WORK TO DO. Please give the listing again, word for word, with nothing left out.

----------

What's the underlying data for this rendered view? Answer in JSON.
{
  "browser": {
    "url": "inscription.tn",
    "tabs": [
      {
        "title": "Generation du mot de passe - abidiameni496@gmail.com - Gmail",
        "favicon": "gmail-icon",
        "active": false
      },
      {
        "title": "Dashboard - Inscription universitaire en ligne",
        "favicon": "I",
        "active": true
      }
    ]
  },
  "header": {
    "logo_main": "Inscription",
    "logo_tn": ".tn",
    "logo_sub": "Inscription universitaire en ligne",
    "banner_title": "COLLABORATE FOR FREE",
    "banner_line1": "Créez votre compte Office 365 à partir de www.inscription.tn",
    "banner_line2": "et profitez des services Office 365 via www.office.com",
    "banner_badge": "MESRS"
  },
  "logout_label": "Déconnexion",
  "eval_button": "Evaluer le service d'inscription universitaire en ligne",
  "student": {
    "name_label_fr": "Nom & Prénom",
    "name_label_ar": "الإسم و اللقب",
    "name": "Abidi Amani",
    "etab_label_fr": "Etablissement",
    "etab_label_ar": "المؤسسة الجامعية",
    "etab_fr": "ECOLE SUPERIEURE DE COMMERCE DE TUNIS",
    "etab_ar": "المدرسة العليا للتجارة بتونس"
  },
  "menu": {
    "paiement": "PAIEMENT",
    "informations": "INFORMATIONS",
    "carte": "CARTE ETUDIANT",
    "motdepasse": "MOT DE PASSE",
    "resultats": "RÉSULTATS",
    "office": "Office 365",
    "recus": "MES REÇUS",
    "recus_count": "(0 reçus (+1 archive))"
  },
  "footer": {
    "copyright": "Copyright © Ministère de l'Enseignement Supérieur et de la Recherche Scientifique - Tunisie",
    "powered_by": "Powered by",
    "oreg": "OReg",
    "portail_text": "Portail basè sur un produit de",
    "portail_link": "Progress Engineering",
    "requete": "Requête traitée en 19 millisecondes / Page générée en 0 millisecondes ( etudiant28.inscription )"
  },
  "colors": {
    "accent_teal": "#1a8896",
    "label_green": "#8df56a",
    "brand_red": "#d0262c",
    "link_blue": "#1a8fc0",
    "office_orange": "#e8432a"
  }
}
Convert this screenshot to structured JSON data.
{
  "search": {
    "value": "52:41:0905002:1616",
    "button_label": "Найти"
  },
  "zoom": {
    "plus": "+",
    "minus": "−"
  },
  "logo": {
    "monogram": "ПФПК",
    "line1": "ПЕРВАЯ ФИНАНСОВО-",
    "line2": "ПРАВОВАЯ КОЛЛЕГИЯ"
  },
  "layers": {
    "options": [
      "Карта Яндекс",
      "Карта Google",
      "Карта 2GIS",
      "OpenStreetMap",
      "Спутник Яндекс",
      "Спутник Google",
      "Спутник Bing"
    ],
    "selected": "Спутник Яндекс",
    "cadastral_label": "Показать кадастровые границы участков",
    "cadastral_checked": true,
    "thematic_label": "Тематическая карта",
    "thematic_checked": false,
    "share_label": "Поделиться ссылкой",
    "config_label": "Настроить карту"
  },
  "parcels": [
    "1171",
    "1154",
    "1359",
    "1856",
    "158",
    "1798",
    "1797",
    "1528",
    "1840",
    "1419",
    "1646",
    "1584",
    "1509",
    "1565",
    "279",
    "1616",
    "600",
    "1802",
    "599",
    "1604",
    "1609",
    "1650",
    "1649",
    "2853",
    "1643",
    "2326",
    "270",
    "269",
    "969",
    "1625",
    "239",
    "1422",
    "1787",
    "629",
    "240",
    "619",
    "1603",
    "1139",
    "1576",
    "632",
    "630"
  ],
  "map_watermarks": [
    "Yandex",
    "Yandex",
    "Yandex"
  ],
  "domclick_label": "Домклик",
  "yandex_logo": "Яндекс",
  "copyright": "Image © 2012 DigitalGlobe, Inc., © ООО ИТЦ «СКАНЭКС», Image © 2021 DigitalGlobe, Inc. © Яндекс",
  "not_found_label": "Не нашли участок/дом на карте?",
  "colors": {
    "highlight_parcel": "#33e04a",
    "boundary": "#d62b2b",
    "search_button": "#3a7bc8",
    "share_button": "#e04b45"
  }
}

----------

RESULT.
What's the underlying data for this rendered view? Answer in JSON.
{
  "browser": {
    "url": "inscription.tn",
    "tabs": [
      {
        "title": "Generation du mot de passe - abidiameni496@gmail.com - Gmail",
        "favicon": "gmail-icon",
        "active": false
      },
      {
        "title": "Dashboard - Inscription universitaire en ligne",
        "favicon": "I",
        "active": true
      }
    ]
  },
  "header": {
    "logo_main": "Inscription",
    "logo_tn": ".tn",
    "logo_sub": "Inscription universitaire en ligne",
    "banner_title": "COLLABORATE FOR FREE",
    "banner_line1": "Créez votre compte Office 365 à partir de www.inscription.tn",
    "banner_line2": "et profitez des services Office 365 via www.office.com",
    "banner_badge": "MESRS"
  },
  "logout_label": "Déconnexion",
  "eval_button": "Evaluer le service d'inscription universitaire en ligne",
  "student": {
    "name_label_fr": "Nom & Prénom",
    "name_label_ar": "الإسم و اللقب",
    "name": "Abidi Amani",
    "etab_label_fr": "Etablissement",
    "etab_label_ar": "المؤسسة الجامعية",
    "etab_fr": "ECOLE SUPERIEURE DE COMMERCE DE TUNIS",
    "etab_ar": "المدرسة العليا للتجارة بتونس"
  },
  "menu": {
    "paiement": "PAIEMENT",
    "informations": "INFORMATIONS",
    "carte": "CARTE ETUDIANT",
    "motdepasse": "MOT DE PASSE",
    "resultats": "RÉSULTATS",
    "office": "Office 365",
    "recus": "MES REÇUS",
    "recus_count": "(0 reçus (+1 archive))"
  },
  "footer": {
    "copyright": "Copyright © Ministère de l'Enseignement Supérieur et de la Recherche Scientifique - Tunisie",
    "powered_by": "Powered by",
    "oreg": "OReg",
    "portail_text": "Portail basè sur un produit de",
    "portail_link": "Progress Engineering",
    "requete": "Requête traitée en 19 millisecondes / Page générée en 0 millisecondes ( etudiant28.inscription )"
  },
  "colors": {
    "accent_teal": "#1a8896",
    "label_green": "#8df56a",
    "brand_red": "#d0262c",
    "link_blue": "#1a8fc0",
    "office_orange": "#e8432a"
  }
}
Convert this screenshot to structured JSON data.
{
  "search": {
    "value": "52:41:0905002:1616",
    "button_label": "Найти"
  },
  "zoom": {
    "plus": "+",
    "minus": "−"
  },
  "logo": {
    "monogram": "ПФПК",
    "line1": "ПЕРВАЯ ФИНАНСОВО-",
    "line2": "ПРАВОВАЯ КОЛЛЕГИЯ"
  },
  "layers": {
    "options": [
      "Карта Яндекс",
      "Карта Google",
      "Карта 2GIS",
      "OpenStreetMap",
      "Спутник Яндекс",
      "Спутник Google",
      "Спутник Bing"
    ],
    "selected": "Спутник Яндекс",
    "cadastral_label": "Показать кадастровые границы участков",
    "cadastral_checked": true,
    "thematic_label": "Тематическая карта",
    "thematic_checked": false,
    "share_label": "Поделиться ссылкой",
    "config_label": "Настроить карту"
  },
  "parcels": [
    "1171",
    "1154",
    "1359",
    "1856",
    "158",
    "1798",
    "1797",
    "1528",
    "1840",
    "1419",
    "1646",
    "1584",
    "1509",
    "1565",
    "279",
    "1616",
    "600",
    "1802",
    "599",
    "1604",
    "1609",
    "1650",
    "1649",
    "2853",
    "1643",
    "2326",
    "270",
    "269",
    "969",
    "1625",
    "239",
    "1422",
    "1787",
    "629",
    "240",
    "619",
    "1603",
    "1139",
    "1576",
    "632",
    "630"
  ],
  "map_watermarks": [
    "Yandex",
    "Yandex",
    "Yandex"
  ],
  "domclick_label": "Домклик",
  "yandex_logo": "Яндекс",
  "copyright": "Image © 2012 DigitalGlobe, Inc., © ООО ИТЦ «СКАНЭКС», Image © 2021 DigitalGlobe, Inc. © Яндекс",
  "not_found_label": "Не нашли участок/дом на карте?",
  "colors": {
    "highlight_parcel": "#33e04a",
    "boundary": "#d62b2b",
    "search_button": "#3a7bc8",
    "share_button": "#e04b45"
  }
}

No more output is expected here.